AIM: Reproduce every one of these lines, replacing each occurrence of "Europe" with "Asia" and leaving everything else unchanged.

* START *

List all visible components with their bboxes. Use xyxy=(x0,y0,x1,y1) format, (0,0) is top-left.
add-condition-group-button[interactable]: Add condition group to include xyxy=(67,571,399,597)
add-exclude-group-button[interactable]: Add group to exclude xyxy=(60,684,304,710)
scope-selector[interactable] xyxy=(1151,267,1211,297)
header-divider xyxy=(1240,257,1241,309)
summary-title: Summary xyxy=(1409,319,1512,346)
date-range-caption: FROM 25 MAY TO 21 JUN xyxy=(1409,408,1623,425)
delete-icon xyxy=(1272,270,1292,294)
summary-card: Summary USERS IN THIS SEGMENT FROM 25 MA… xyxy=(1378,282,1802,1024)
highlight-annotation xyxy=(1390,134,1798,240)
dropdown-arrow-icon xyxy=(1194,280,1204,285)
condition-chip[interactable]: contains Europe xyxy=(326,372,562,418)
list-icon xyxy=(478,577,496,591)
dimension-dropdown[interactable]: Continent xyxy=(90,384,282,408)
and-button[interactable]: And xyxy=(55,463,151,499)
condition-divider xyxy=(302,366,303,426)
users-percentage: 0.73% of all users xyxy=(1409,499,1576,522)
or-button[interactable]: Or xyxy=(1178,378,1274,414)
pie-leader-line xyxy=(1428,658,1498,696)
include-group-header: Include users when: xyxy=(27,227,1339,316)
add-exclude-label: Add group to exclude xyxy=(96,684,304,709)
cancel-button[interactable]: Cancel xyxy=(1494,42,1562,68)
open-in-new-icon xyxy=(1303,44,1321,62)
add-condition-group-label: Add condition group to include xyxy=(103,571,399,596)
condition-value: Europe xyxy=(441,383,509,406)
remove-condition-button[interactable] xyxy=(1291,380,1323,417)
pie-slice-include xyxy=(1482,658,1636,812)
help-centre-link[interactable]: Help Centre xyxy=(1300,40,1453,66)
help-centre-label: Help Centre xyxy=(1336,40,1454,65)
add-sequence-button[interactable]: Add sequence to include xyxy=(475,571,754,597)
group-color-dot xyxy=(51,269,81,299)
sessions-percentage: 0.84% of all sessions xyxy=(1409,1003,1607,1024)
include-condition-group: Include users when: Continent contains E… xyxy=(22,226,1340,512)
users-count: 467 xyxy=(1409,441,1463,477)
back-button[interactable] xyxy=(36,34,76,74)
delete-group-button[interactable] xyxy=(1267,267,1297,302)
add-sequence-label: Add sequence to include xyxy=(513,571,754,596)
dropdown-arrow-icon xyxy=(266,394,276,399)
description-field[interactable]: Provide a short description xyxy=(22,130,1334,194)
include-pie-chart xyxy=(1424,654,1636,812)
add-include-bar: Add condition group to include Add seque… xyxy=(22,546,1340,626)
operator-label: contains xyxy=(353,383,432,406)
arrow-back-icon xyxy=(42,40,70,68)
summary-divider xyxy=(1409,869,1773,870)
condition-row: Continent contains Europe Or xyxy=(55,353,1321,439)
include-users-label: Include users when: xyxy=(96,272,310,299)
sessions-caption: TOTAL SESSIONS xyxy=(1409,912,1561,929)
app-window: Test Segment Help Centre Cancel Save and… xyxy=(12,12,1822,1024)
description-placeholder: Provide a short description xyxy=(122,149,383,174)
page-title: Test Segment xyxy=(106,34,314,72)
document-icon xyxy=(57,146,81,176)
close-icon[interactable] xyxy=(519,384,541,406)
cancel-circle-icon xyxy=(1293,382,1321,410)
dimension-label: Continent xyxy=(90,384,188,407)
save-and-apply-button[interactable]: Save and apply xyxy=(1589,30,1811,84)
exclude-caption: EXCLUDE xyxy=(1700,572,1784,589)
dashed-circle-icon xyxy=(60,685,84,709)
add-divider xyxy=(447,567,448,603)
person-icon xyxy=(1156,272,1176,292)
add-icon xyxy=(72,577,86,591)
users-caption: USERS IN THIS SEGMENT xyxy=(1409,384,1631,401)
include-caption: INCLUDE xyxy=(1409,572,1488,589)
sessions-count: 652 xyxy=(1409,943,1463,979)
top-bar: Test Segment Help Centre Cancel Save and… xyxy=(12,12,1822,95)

* END *

OUTPUT FOR THIS EXERCISE:
List all visible components with their bboxes. Use xyxy=(x0,y0,x1,y1) format, (0,0) is top-left.
add-condition-group-button[interactable]: Add condition group to include xyxy=(67,571,399,597)
add-exclude-group-button[interactable]: Add group to exclude xyxy=(60,684,304,710)
scope-selector[interactable] xyxy=(1151,267,1211,297)
header-divider xyxy=(1240,257,1241,309)
summary-title: Summary xyxy=(1409,319,1512,346)
date-range-caption: FROM 25 MAY TO 21 JUN xyxy=(1409,408,1623,425)
delete-icon xyxy=(1272,270,1292,294)
summary-card: Summary USERS IN THIS SEGMENT FROM 25 MA… xyxy=(1378,282,1802,1024)
highlight-annotation xyxy=(1390,134,1798,240)
dropdown-arrow-icon xyxy=(1194,280,1204,285)
condition-chip[interactable]: contains Asia xyxy=(326,372,562,418)
list-icon xyxy=(478,577,496,591)
dimension-dropdown[interactable]: Continent xyxy=(90,384,282,408)
and-button[interactable]: And xyxy=(55,463,151,499)
condition-divider xyxy=(302,366,303,426)
users-percentage: 0.73% of all users xyxy=(1409,499,1576,522)
or-button[interactable]: Or xyxy=(1178,378,1274,414)
pie-leader-line xyxy=(1428,658,1498,696)
include-group-header: Include users when: xyxy=(27,227,1339,316)
add-exclude-label: Add group to exclude xyxy=(96,684,304,709)
cancel-button[interactable]: Cancel xyxy=(1494,42,1562,68)
open-in-new-icon xyxy=(1303,44,1321,62)
add-condition-group-label: Add condition group to include xyxy=(103,571,399,596)
condition-value: Asia xyxy=(441,383,509,406)
remove-condition-button[interactable] xyxy=(1291,380,1323,417)
pie-slice-include xyxy=(1482,658,1636,812)
help-centre-link[interactable]: Help Centre xyxy=(1300,40,1453,66)
help-centre-label: Help Centre xyxy=(1336,40,1454,65)
add-sequence-button[interactable]: Add sequence to include xyxy=(475,571,754,597)
group-color-dot xyxy=(51,269,81,299)
sessions-percentage: 0.84% of all sessions xyxy=(1409,1003,1607,1024)
include-condition-group: Include users when: Continent contains E… xyxy=(22,226,1340,512)
users-count: 467 xyxy=(1409,441,1463,477)
back-button[interactable] xyxy=(36,34,76,74)
delete-group-button[interactable] xyxy=(1267,267,1297,302)
add-sequence-label: Add sequence to include xyxy=(513,571,754,596)
dropdown-arrow-icon xyxy=(266,394,276,399)
description-field[interactable]: Provide a short description xyxy=(22,130,1334,194)
include-pie-chart xyxy=(1424,654,1636,812)
add-include-bar: Add condition group to include Add seque… xyxy=(22,546,1340,626)
operator-label: contains xyxy=(353,383,432,406)
arrow-back-icon xyxy=(42,40,70,68)
summary-divider xyxy=(1409,869,1773,870)
condition-row: Continent contains Asia Or xyxy=(55,353,1321,439)
include-users-label: Include users when: xyxy=(96,272,310,299)
sessions-caption: TOTAL SESSIONS xyxy=(1409,912,1561,929)
app-window: Test Segment Help Centre Cancel Save and… xyxy=(12,12,1822,1024)
description-placeholder: Provide a short description xyxy=(122,149,383,174)
page-title: Test Segment xyxy=(106,34,314,72)
document-icon xyxy=(57,146,81,176)
close-icon[interactable] xyxy=(519,384,541,406)
cancel-circle-icon xyxy=(1293,382,1321,410)
dimension-label: Continent xyxy=(90,384,188,407)
save-and-apply-button[interactable]: Save and apply xyxy=(1589,30,1811,84)
exclude-caption: EXCLUDE xyxy=(1700,572,1784,589)
dashed-circle-icon xyxy=(60,685,84,709)
add-divider xyxy=(447,567,448,603)
person-icon xyxy=(1156,272,1176,292)
add-icon xyxy=(72,577,86,591)
users-caption: USERS IN THIS SEGMENT xyxy=(1409,384,1631,401)
include-caption: INCLUDE xyxy=(1409,572,1488,589)
sessions-count: 652 xyxy=(1409,943,1463,979)
top-bar: Test Segment Help Centre Cancel Save and… xyxy=(12,12,1822,95)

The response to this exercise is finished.